[start of Record set]

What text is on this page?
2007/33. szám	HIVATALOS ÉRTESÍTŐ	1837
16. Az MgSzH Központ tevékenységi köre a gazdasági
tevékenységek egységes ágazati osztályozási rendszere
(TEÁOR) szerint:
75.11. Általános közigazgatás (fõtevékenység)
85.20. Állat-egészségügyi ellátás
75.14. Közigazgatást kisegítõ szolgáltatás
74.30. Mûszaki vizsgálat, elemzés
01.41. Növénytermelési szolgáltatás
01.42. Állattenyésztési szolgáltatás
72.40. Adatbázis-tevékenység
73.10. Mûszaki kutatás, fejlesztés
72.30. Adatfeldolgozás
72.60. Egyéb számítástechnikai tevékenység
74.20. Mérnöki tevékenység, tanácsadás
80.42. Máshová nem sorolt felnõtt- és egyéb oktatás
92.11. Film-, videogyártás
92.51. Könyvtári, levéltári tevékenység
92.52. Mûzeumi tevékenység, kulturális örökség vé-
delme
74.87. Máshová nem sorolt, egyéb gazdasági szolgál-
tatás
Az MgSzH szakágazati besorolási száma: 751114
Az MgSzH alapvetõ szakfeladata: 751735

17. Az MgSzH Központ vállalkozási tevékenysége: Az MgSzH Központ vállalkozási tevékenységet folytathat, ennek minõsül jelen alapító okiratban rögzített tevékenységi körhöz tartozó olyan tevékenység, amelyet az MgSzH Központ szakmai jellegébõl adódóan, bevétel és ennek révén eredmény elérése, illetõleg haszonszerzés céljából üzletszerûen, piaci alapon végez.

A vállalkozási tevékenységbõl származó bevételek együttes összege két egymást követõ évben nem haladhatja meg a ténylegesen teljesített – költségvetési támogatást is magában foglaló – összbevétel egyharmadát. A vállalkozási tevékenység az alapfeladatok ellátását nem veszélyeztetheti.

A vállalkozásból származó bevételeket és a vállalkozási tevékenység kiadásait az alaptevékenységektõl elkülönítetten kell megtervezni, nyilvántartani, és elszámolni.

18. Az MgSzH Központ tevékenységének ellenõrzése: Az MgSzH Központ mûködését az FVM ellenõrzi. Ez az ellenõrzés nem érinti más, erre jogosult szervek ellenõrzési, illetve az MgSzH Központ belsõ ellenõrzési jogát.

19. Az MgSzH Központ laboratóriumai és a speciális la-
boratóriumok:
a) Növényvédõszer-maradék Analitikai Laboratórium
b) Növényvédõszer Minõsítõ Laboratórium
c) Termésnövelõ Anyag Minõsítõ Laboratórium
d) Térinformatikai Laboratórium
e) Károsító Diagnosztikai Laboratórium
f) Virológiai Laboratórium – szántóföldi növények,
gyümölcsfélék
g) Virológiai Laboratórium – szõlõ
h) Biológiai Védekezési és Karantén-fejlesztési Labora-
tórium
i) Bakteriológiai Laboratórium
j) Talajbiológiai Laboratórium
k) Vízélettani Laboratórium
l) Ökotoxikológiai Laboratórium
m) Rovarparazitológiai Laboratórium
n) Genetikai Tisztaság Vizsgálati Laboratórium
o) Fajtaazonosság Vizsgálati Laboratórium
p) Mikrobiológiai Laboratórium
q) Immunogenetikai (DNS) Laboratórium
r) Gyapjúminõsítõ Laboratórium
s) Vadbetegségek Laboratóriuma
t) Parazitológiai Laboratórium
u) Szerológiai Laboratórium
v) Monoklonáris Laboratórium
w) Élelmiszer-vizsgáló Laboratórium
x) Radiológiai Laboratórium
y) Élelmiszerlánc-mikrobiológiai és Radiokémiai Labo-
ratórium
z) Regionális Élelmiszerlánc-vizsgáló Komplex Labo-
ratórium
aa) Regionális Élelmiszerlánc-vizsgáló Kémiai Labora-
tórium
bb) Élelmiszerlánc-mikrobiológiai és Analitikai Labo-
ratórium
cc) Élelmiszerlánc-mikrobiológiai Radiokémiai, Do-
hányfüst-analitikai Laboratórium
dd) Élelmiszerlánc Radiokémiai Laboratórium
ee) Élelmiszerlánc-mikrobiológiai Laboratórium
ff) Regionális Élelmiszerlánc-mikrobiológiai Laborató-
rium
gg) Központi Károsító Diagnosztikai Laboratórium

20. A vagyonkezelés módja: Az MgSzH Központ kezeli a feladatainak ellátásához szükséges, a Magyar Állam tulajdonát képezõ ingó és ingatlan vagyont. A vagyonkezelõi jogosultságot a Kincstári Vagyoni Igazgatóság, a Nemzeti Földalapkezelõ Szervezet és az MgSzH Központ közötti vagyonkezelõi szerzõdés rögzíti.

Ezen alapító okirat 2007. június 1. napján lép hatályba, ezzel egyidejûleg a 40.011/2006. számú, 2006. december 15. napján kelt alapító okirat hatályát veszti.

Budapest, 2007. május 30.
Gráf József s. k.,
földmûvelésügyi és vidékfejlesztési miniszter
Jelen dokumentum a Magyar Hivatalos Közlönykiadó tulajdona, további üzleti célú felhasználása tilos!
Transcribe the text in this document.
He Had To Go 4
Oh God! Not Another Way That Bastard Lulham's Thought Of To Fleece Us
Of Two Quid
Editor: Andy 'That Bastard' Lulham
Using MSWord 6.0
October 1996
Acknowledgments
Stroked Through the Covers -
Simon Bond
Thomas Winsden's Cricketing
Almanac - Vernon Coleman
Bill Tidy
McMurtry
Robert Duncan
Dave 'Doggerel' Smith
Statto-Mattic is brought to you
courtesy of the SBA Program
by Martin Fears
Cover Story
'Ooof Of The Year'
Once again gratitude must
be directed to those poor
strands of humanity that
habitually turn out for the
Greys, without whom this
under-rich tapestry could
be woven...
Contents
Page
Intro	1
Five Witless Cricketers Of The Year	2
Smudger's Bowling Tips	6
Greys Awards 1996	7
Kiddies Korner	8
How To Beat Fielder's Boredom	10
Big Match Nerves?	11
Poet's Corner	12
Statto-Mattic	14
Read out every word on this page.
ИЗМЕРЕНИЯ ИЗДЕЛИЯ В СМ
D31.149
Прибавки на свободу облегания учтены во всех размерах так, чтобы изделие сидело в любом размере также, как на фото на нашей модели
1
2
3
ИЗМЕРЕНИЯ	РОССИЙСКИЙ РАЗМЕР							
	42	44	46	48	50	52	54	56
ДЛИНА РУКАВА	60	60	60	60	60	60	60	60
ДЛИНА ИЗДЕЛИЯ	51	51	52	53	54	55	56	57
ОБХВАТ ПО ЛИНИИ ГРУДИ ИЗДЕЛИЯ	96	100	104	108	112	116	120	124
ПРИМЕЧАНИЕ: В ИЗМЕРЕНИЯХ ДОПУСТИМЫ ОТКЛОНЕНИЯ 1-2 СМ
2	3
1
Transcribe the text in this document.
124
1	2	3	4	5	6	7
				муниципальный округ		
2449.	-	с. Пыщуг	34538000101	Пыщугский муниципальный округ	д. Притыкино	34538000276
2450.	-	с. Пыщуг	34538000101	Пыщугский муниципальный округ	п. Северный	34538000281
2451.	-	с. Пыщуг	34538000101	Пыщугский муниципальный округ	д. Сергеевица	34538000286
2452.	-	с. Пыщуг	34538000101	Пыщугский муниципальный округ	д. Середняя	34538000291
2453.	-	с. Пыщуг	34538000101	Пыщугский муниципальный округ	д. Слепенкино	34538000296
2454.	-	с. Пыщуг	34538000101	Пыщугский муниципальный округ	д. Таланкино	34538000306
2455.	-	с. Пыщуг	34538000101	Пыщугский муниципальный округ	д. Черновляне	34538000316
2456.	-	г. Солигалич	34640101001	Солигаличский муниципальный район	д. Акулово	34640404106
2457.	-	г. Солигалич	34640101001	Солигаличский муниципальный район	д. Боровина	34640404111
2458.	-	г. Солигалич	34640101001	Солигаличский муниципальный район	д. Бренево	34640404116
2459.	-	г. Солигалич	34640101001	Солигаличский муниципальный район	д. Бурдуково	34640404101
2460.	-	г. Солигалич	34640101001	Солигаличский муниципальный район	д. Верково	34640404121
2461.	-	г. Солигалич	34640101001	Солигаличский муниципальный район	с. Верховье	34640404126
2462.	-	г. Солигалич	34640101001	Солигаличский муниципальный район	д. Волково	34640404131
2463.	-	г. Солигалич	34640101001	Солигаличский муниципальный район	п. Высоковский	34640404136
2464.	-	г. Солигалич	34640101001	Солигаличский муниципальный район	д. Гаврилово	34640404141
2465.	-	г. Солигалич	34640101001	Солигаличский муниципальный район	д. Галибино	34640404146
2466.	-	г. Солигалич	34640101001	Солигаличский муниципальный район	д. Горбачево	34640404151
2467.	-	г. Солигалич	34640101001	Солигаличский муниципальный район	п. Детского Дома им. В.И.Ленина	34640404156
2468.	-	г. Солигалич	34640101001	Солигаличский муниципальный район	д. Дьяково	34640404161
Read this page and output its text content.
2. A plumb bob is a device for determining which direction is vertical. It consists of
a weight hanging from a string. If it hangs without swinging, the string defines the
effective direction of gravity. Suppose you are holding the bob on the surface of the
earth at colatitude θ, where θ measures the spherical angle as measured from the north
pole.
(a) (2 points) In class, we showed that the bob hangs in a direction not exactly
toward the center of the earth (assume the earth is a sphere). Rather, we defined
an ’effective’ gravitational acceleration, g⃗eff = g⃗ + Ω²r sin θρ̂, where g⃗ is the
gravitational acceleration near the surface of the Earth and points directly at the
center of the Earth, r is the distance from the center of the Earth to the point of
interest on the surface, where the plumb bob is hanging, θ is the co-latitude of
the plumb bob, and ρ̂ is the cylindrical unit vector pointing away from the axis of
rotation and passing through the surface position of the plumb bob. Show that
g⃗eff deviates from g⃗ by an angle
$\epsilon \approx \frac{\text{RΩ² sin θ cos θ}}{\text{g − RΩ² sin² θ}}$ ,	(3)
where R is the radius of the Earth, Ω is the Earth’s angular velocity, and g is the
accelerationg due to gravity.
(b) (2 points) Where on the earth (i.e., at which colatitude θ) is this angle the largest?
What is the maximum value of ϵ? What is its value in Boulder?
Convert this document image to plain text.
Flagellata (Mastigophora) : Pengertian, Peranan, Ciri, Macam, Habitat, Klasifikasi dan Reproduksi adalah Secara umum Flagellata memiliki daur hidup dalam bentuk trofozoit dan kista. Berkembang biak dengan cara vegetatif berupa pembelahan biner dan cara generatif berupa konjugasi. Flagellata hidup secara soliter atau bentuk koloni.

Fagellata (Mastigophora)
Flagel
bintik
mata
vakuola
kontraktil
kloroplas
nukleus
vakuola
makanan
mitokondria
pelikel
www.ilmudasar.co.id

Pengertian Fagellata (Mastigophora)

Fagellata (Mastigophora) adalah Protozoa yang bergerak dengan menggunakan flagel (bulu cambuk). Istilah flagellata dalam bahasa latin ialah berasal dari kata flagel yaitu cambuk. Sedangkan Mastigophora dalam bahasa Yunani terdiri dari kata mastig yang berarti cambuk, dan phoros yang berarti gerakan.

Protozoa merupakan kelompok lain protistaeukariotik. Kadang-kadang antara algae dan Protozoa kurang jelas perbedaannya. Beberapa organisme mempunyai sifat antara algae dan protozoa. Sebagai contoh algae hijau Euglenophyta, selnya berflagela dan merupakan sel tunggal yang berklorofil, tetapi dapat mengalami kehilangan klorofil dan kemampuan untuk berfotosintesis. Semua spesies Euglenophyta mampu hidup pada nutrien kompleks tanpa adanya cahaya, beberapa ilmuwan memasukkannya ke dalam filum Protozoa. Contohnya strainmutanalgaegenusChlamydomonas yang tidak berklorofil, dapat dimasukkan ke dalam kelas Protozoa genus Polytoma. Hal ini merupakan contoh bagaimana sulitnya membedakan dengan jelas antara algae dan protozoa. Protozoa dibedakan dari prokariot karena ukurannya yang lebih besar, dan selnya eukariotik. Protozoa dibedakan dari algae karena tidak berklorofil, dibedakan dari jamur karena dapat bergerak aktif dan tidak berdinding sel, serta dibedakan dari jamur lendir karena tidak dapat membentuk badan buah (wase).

[end of Record set]

**To do:** Each line that holds the string "colatitude" counts once; give the total and nothing else.

**Solution below:** 2